_GOAL_: How many lines hold the string "JSON"? Give only the number.

......

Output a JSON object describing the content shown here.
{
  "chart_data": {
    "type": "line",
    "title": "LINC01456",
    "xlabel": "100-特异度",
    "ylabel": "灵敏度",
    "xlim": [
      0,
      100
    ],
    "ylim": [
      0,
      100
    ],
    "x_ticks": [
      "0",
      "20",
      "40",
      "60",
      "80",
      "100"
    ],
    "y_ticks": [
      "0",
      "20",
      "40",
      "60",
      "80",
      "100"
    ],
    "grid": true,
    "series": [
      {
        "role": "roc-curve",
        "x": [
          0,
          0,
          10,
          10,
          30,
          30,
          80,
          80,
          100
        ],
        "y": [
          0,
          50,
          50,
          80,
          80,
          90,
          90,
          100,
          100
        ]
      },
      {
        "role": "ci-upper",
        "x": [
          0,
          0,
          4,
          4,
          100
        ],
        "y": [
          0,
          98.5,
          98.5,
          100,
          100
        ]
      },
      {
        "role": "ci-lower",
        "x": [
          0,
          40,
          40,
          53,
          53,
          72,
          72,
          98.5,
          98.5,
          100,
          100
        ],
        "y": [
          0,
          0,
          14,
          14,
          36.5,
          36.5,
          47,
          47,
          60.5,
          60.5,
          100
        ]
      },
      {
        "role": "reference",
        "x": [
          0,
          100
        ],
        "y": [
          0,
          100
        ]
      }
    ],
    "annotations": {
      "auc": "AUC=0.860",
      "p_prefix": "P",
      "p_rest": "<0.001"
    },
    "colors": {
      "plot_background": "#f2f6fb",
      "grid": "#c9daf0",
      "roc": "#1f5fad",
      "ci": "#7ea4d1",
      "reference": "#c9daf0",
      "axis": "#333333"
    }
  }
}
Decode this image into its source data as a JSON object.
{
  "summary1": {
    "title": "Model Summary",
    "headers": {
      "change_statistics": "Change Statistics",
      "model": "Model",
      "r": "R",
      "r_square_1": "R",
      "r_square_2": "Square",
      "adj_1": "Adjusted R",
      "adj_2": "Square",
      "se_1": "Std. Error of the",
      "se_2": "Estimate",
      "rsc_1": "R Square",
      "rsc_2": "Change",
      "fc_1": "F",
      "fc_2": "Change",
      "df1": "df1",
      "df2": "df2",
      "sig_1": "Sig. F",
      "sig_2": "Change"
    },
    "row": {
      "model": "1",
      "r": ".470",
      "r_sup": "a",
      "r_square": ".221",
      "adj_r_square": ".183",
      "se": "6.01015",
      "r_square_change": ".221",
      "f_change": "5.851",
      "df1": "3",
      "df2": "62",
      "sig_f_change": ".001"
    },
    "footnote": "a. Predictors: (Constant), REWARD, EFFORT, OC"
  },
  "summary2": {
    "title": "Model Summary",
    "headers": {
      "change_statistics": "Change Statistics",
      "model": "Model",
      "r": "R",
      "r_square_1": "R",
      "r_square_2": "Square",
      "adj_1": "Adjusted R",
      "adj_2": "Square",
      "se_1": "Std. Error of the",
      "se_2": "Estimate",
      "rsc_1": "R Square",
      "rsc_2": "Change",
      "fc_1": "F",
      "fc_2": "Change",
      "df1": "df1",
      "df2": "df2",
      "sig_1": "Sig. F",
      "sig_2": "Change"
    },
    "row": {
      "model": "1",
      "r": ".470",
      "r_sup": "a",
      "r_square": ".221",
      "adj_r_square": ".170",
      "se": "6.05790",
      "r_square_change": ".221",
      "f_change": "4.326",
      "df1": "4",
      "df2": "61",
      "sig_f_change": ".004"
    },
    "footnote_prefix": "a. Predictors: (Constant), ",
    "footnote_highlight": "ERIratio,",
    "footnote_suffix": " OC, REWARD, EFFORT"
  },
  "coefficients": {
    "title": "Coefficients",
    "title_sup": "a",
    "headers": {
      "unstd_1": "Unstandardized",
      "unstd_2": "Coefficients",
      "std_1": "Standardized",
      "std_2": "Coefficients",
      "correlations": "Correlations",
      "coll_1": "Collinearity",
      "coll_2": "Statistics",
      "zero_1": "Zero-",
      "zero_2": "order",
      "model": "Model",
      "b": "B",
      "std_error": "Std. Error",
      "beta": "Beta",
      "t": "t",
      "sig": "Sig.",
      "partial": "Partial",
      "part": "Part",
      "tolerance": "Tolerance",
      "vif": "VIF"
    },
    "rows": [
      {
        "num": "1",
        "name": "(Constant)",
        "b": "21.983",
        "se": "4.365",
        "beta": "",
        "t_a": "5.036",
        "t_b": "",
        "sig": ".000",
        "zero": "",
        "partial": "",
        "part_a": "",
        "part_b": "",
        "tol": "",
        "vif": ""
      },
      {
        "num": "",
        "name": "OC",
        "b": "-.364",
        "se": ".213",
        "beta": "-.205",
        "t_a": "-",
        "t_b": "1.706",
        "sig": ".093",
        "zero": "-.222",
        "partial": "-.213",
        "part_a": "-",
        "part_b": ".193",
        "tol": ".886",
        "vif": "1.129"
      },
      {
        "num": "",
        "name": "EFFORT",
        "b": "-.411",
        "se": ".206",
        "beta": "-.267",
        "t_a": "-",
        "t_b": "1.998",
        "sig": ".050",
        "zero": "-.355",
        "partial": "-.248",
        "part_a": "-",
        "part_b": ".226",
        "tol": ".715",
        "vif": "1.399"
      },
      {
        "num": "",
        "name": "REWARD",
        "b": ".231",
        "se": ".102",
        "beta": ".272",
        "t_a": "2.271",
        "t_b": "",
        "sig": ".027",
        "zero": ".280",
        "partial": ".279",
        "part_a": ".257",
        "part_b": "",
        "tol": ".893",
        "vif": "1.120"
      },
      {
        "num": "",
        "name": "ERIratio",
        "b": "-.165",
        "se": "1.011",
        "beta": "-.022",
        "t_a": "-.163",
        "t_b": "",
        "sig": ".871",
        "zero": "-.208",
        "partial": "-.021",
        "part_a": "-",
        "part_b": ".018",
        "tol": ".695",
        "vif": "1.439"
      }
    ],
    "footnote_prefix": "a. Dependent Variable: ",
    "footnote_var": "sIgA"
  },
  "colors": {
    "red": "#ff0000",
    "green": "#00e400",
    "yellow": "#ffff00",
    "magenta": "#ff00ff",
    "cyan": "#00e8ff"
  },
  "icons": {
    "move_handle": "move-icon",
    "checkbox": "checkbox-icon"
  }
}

......

_IN RESPONSE_: 2